Start of Material for the task
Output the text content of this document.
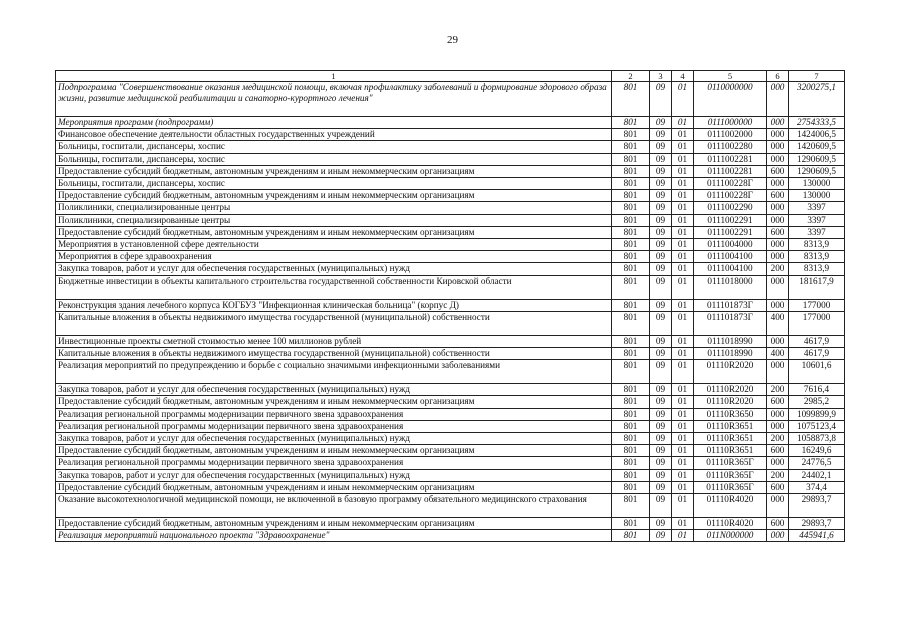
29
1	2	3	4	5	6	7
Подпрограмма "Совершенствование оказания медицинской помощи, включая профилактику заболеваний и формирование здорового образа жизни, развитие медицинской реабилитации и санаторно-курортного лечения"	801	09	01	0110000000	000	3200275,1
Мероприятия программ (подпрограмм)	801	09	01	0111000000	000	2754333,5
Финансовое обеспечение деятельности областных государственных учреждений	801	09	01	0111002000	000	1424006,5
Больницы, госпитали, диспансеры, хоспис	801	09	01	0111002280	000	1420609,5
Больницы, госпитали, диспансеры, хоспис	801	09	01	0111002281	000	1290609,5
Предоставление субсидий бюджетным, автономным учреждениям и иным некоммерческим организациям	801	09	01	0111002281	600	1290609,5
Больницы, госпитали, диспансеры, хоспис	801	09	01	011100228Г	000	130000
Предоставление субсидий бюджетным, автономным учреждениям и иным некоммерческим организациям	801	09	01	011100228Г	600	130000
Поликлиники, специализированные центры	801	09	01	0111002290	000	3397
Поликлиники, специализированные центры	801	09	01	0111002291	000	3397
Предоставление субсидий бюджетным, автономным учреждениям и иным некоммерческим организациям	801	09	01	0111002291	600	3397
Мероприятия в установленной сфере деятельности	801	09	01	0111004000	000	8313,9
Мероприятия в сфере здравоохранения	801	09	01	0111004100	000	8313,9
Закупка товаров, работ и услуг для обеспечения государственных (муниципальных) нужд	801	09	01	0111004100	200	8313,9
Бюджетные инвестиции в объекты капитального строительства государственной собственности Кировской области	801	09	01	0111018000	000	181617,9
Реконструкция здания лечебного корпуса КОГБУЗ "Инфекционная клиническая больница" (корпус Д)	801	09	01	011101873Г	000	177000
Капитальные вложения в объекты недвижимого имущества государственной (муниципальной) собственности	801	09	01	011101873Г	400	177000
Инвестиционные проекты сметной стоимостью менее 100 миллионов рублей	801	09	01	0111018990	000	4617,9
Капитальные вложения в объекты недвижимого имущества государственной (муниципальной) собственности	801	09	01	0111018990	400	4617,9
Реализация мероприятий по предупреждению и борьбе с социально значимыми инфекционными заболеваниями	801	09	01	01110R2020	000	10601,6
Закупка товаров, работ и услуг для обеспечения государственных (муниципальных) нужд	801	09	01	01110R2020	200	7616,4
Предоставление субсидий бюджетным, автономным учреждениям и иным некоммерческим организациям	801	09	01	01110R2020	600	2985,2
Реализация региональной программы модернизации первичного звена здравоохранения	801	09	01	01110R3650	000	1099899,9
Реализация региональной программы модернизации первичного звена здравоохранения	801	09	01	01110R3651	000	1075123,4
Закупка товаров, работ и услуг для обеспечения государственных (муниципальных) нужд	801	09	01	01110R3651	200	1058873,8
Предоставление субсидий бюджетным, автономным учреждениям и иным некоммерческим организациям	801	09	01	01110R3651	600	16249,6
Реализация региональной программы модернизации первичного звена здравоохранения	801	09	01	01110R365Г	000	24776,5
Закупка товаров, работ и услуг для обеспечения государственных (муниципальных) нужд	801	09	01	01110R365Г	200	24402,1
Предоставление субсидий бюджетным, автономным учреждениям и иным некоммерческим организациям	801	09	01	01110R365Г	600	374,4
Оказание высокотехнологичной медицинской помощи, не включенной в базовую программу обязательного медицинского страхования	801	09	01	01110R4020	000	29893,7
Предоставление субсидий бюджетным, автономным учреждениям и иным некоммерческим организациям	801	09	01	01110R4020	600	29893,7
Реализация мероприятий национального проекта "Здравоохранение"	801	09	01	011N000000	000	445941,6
End of Material for the task
Start of Material for the task
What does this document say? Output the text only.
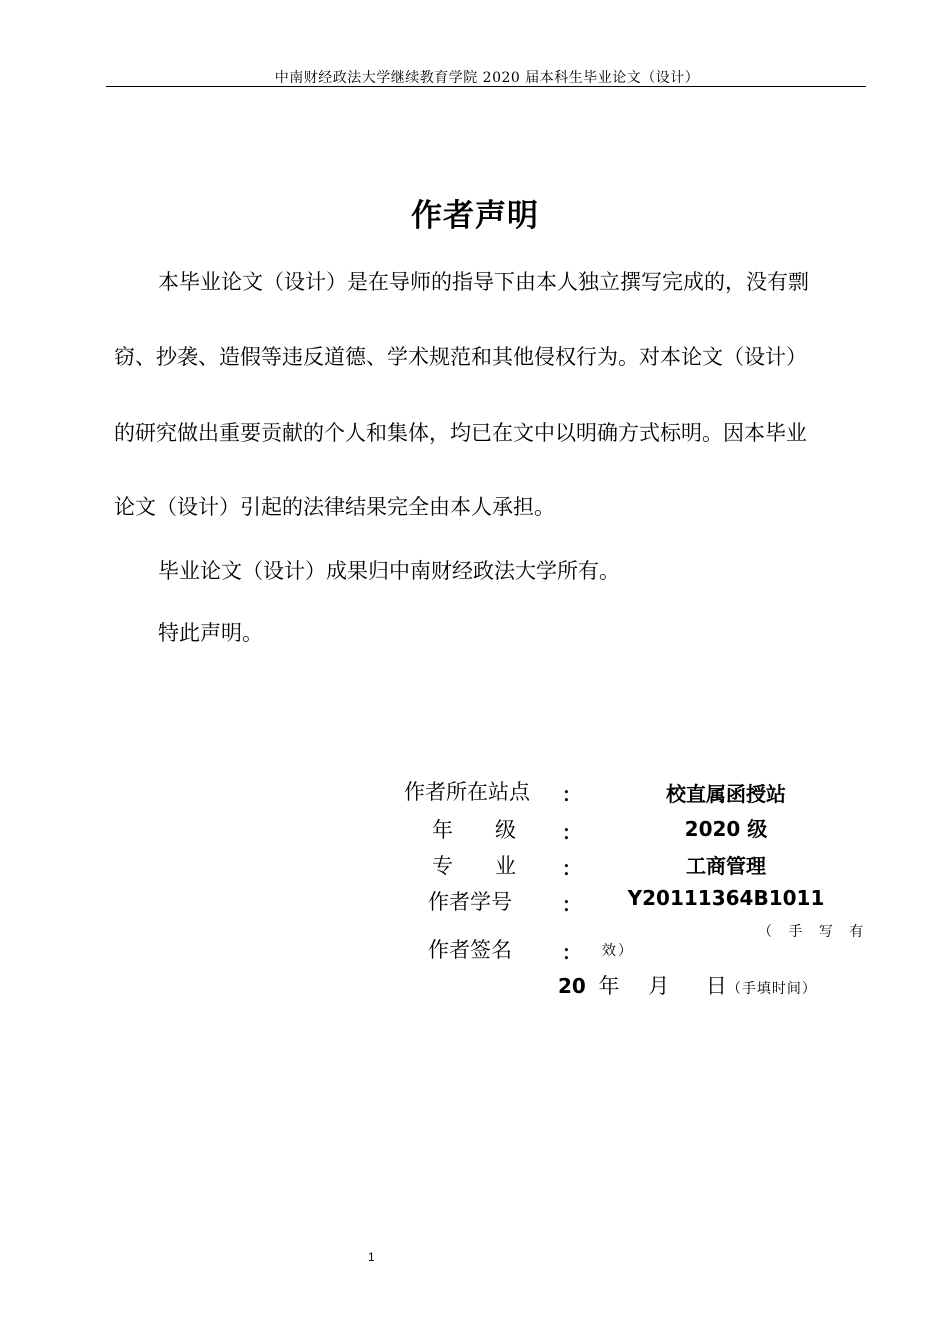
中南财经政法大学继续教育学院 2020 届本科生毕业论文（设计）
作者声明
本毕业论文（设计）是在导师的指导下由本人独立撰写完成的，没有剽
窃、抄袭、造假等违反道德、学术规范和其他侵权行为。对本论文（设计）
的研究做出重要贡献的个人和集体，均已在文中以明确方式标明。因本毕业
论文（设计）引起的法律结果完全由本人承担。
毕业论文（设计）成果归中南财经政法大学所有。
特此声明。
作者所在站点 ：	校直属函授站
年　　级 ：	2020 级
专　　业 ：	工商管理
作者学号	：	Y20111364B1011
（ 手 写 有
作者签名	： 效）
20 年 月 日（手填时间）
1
End of Material for the task
What you have to do | Select from the material above each line in which the string "Мероприятия" appears, and list those lines.

Output of the exercise |
Мероприятия программ (подпрограмм)	801	09	01	0111000000	000	2754333,5
Мероприятия в установленной сфере деятельности	801	09	01	0111004000	000	8313,9
Мероприятия в сфере здравоохранения	801	09	01	0111004100	000	8313,9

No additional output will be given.